Count the lines in the records below that contain the word "text", and give only that number.
--- Data for the task ---
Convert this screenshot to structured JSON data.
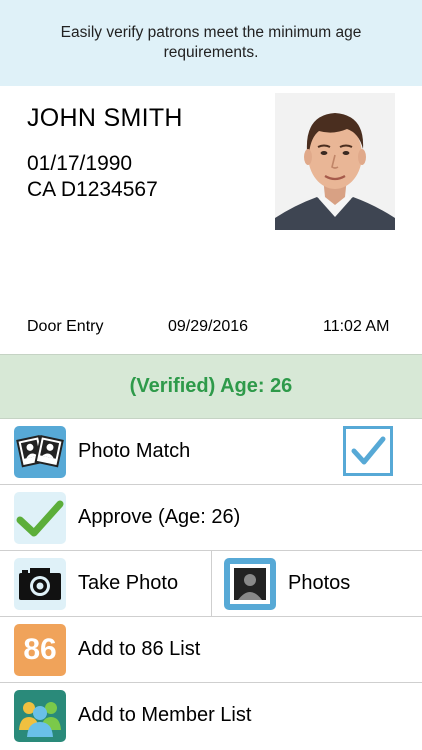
{
  "banner": {
    "text": "Easily verify patrons meet the minimum age requirements."
  },
  "id_card": {
    "name": "JOHN SMITH",
    "dob": "01/17/1990",
    "license": "CA D1234567",
    "photo_icon": "patron-portrait"
  },
  "scan": {
    "location": "Door Entry",
    "date": "09/29/2016",
    "time": "11:02 AM"
  },
  "status": {
    "text": "(Verified) Age: 26",
    "color": "#2e9a4a"
  },
  "actions": {
    "photo_match": {
      "label": "Photo Match",
      "icon": "photo-match-icon",
      "checked": true
    },
    "approve": {
      "label": "Approve (Age: 26)",
      "icon": "checkmark-icon"
    },
    "take_photo": {
      "label": "Take Photo",
      "icon": "camera-icon"
    },
    "photos": {
      "label": "Photos",
      "icon": "photos-icon"
    },
    "add_86": {
      "label": "Add to 86 List",
      "badge": "86",
      "icon": "86-badge-icon"
    },
    "add_member": {
      "label": "Add to Member List",
      "icon": "members-icon"
    }
  },
  "colors": {
    "banner_bg": "#dff1f8",
    "status_bg": "#d7e8d6",
    "accent_blue": "#57a9d6",
    "orange": "#f0a35a",
    "teal": "#2a8a7a"
  }
}
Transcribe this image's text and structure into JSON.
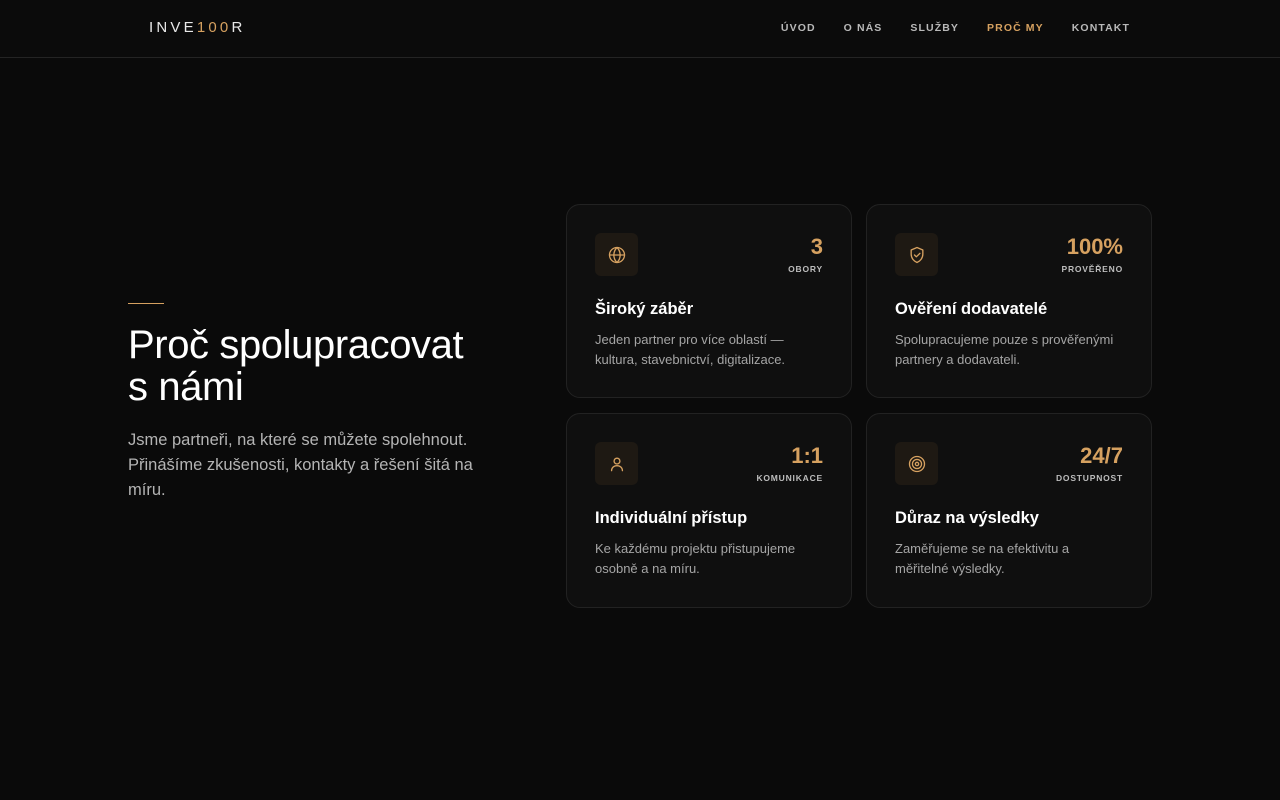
{
  "header": {
    "logo_prefix": "INVE",
    "logo_accent": "100",
    "logo_suffix": "R",
    "nav": [
      {
        "label": "ÚVOD"
      },
      {
        "label": "O NÁS"
      },
      {
        "label": "SLUŽBY"
      },
      {
        "label": "PROČ MY",
        "active": true
      },
      {
        "label": "KONTAKT"
      }
    ]
  },
  "hero": {
    "title_line1": "Proč spolupracovat",
    "title_line2": "s námi",
    "description": "Jsme partneři, na které se můžete spolehnout. Přinášíme zkušenosti, kontakty a řešení šitá na míru."
  },
  "cards": [
    {
      "icon": "globe-icon",
      "stat_value": "3",
      "stat_label": "OBORY",
      "title": "Široký záběr",
      "description": "Jeden partner pro více oblastí — kultura, stavebnictví, digitalizace."
    },
    {
      "icon": "shield-check-icon",
      "stat_value": "100%",
      "stat_label": "PROVĚŘENO",
      "title": "Ověření dodavatelé",
      "description": "Spolupracujeme pouze s prověřenými partnery a dodavateli."
    },
    {
      "icon": "user-icon",
      "stat_value": "1:1",
      "stat_label": "KOMUNIKACE",
      "title": "Individuální přístup",
      "description": "Ke každému projektu přistupujeme osobně a na míru."
    },
    {
      "icon": "target-icon",
      "stat_value": "24/7",
      "stat_label": "DOSTUPNOST",
      "title": "Důraz na výsledky",
      "description": "Zaměřujeme se na efektivitu a měřitelné výsledky."
    }
  ],
  "colors": {
    "background": "#0a0a0a",
    "accent": "#d6a160",
    "card_background": "#0f0f0f",
    "card_border": "#222222"
  }
}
---
Full answer = 3